PROBLEM DESCRIPTION — Of the lines in this material, how many contain "good"? Answer with a single number only.

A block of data
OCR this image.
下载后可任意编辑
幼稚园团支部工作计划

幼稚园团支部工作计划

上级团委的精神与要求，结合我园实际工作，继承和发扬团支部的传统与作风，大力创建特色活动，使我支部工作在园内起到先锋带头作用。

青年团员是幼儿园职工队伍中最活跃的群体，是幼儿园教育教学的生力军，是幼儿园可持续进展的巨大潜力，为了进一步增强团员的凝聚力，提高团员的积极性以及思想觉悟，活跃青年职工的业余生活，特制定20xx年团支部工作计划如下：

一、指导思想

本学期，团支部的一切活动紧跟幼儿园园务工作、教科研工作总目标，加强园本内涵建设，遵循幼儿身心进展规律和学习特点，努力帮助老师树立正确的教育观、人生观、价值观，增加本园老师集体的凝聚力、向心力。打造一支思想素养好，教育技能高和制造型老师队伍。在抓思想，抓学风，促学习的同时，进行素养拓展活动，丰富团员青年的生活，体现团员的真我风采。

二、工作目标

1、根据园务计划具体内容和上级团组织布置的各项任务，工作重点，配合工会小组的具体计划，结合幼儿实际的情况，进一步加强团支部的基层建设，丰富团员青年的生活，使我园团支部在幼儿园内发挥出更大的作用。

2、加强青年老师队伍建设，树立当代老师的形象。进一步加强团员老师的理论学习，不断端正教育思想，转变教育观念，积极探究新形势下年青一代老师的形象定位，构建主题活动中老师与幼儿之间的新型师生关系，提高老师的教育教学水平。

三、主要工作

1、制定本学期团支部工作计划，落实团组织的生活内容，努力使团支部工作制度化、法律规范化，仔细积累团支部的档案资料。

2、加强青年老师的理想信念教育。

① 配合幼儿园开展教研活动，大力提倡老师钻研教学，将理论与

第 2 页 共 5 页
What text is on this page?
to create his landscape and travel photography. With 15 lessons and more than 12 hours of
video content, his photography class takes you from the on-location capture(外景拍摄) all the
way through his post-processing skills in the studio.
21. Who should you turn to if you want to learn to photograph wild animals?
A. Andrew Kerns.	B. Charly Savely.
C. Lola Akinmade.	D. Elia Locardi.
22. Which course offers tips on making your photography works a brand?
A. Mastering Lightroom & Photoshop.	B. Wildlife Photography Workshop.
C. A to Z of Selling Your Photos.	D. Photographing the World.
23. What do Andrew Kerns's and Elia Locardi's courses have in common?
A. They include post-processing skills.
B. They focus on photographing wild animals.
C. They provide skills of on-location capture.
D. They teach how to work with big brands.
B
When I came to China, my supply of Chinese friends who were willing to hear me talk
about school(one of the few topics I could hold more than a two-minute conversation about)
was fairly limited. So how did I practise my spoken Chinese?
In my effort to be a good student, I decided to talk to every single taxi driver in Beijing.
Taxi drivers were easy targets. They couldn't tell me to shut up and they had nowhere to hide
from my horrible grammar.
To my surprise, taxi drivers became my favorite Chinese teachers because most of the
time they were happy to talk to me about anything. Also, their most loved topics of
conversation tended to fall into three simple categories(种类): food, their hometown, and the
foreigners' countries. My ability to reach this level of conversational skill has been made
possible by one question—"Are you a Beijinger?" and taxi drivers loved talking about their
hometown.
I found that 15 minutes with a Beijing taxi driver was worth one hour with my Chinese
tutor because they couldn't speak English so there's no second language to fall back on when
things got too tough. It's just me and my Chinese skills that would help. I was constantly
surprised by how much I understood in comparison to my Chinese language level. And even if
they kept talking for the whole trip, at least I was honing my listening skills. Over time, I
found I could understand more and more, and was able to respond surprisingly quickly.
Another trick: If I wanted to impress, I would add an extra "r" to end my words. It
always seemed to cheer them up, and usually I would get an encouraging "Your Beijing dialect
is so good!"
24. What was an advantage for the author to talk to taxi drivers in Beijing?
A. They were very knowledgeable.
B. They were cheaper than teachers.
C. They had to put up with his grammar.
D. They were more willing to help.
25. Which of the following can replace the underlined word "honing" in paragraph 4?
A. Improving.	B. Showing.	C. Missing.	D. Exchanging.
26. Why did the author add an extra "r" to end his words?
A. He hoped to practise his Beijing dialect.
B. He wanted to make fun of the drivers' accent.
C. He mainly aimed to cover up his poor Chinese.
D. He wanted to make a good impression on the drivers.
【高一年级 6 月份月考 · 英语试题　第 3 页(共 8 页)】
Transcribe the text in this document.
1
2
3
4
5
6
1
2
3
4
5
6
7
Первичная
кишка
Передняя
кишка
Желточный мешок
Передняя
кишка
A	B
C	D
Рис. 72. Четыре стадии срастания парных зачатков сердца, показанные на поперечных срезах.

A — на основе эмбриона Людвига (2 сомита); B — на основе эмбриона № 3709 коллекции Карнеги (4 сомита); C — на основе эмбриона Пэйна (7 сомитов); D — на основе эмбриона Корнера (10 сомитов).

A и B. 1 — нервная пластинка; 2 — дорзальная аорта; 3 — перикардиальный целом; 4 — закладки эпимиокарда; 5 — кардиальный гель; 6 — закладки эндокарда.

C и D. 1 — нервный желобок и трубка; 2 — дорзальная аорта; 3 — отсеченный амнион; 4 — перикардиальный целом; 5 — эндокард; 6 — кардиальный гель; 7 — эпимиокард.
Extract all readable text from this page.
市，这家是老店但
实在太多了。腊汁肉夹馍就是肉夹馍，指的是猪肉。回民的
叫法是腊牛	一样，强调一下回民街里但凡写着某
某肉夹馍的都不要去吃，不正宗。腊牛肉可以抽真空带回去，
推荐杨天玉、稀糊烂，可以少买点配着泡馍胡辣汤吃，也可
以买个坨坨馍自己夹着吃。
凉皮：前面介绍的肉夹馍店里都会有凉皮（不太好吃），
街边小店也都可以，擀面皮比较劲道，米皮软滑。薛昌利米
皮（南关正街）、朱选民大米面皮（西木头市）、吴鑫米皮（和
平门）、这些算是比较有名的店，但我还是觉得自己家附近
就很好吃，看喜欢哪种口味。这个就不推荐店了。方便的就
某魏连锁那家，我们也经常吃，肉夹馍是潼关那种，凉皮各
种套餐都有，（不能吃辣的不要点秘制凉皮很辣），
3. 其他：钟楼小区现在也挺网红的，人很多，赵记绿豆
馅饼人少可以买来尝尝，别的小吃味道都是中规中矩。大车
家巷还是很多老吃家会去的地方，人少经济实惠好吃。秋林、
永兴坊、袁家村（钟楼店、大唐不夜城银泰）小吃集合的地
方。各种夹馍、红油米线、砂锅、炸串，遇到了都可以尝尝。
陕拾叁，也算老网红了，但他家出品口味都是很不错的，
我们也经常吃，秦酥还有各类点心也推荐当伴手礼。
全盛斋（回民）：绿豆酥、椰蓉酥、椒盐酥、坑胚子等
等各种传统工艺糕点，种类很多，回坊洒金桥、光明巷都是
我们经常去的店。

RESULT BELOW — 3